> _Request_: Copy all the entries word for word, but omit the pictures.

Stored items:
◇ ◇ ◇
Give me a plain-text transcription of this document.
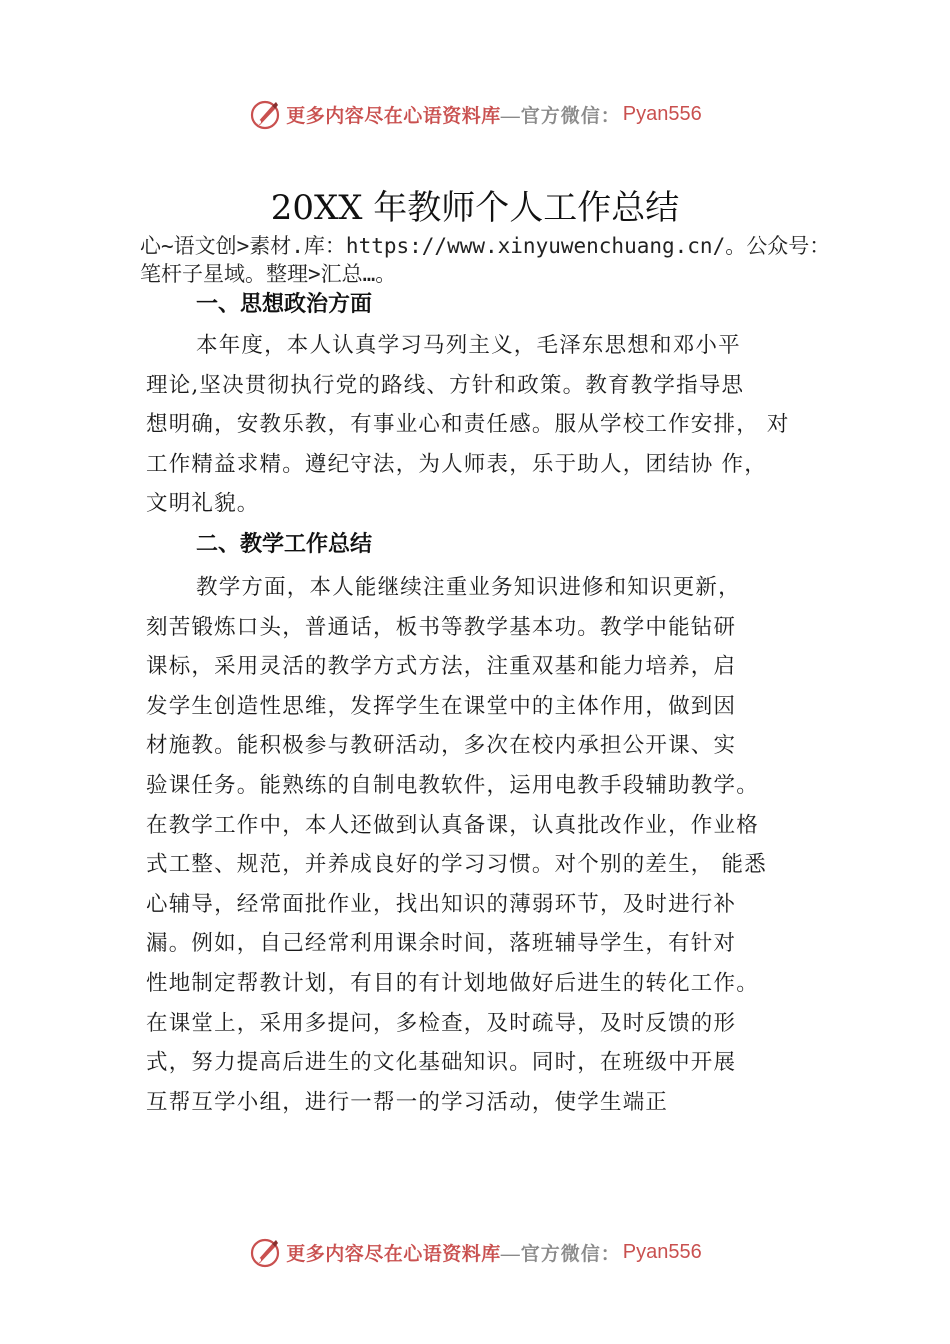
更多内容尽在心语资料库 —官方微信： Pyan556
20XX 年教师个人工作总结
心~语文创>素材.库：https://www.xinyuwenchuang.cn/。公众号：笔杆子星域。整理>汇总…。
一、思想政治方面
本年度，本人认真学习马列主义，毛泽东思想和邓小平
理论,坚决贯彻执行党的路线、方针和政策。教育教学指导思
想明确，安教乐教，有事业心和责任感。服从学校工作安排， 对
工作精益求精。遵纪守法，为人师表，乐于助人，团结协 作，
文明礼貌。
二、教学工作总结
教学方面，本人能继续注重业务知识进修和知识更新，
刻苦锻炼口头，普通话，板书等教学基本功。教学中能钻研
课标，采用灵活的教学方式方法，注重双基和能力培养，启
发学生创造性思维，发挥学生在课堂中的主体作用，做到因
材施教。能积极参与教研活动，多次在校内承担公开课、实
验课任务。能熟练的自制电教软件，运用电教手段辅助教学。
在教学工作中，本人还做到认真备课，认真批改作业，作业格
式工整、规范，并养成良好的学习习惯。对个别的差生， 能悉
心辅导，经常面批作业，找出知识的薄弱环节，及时进行补
漏。例如，自己经常利用课余时间，落班辅导学生，有针对
性地制定帮教计划，有目的有计划地做好后进生的转化工作。
在课堂上，采用多提问，多检查，及时疏导，及时反馈的形
式，努力提高后进生的文化基础知识。同时，在班级中开展
互帮互学小组，进行一帮一的学习活动，使学生端正
更多内容尽在心语资料库 —官方微信： Pyan556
◇ ◇ ◇
> _Task response_:
Give me a plain-text transcription of this document.
更多内容尽在心语资料库 —官方微信： Pyan556
20XX 年教师个人工作总结
心~语文创>素材.库：https://www.xinyuwenchuang.cn/。公众号：笔杆子星域。整理>汇总…。
一、思想政治方面
本年度，本人认真学习马列主义，毛泽东思想和邓小平
理论,坚决贯彻执行党的路线、方针和政策。教育教学指导思
想明确，安教乐教，有事业心和责任感。服从学校工作安排， 对
工作精益求精。遵纪守法，为人师表，乐于助人，团结协 作，
文明礼貌。
二、教学工作总结
教学方面，本人能继续注重业务知识进修和知识更新，
刻苦锻炼口头，普通话，板书等教学基本功。教学中能钻研
课标，采用灵活的教学方式方法，注重双基和能力培养，启
发学生创造性思维，发挥学生在课堂中的主体作用，做到因
材施教。能积极参与教研活动，多次在校内承担公开课、实
验课任务。能熟练的自制电教软件，运用电教手段辅助教学。
在教学工作中，本人还做到认真备课，认真批改作业，作业格
式工整、规范，并养成良好的学习习惯。对个别的差生， 能悉
心辅导，经常面批作业，找出知识的薄弱环节，及时进行补
漏。例如，自己经常利用课余时间，落班辅导学生，有针对
性地制定帮教计划，有目的有计划地做好后进生的转化工作。
在课堂上，采用多提问，多检查，及时疏导，及时反馈的形
式，努力提高后进生的文化基础知识。同时，在班级中开展
互帮互学小组，进行一帮一的学习活动，使学生端正
更多内容尽在心语资料库 —官方微信： Pyan556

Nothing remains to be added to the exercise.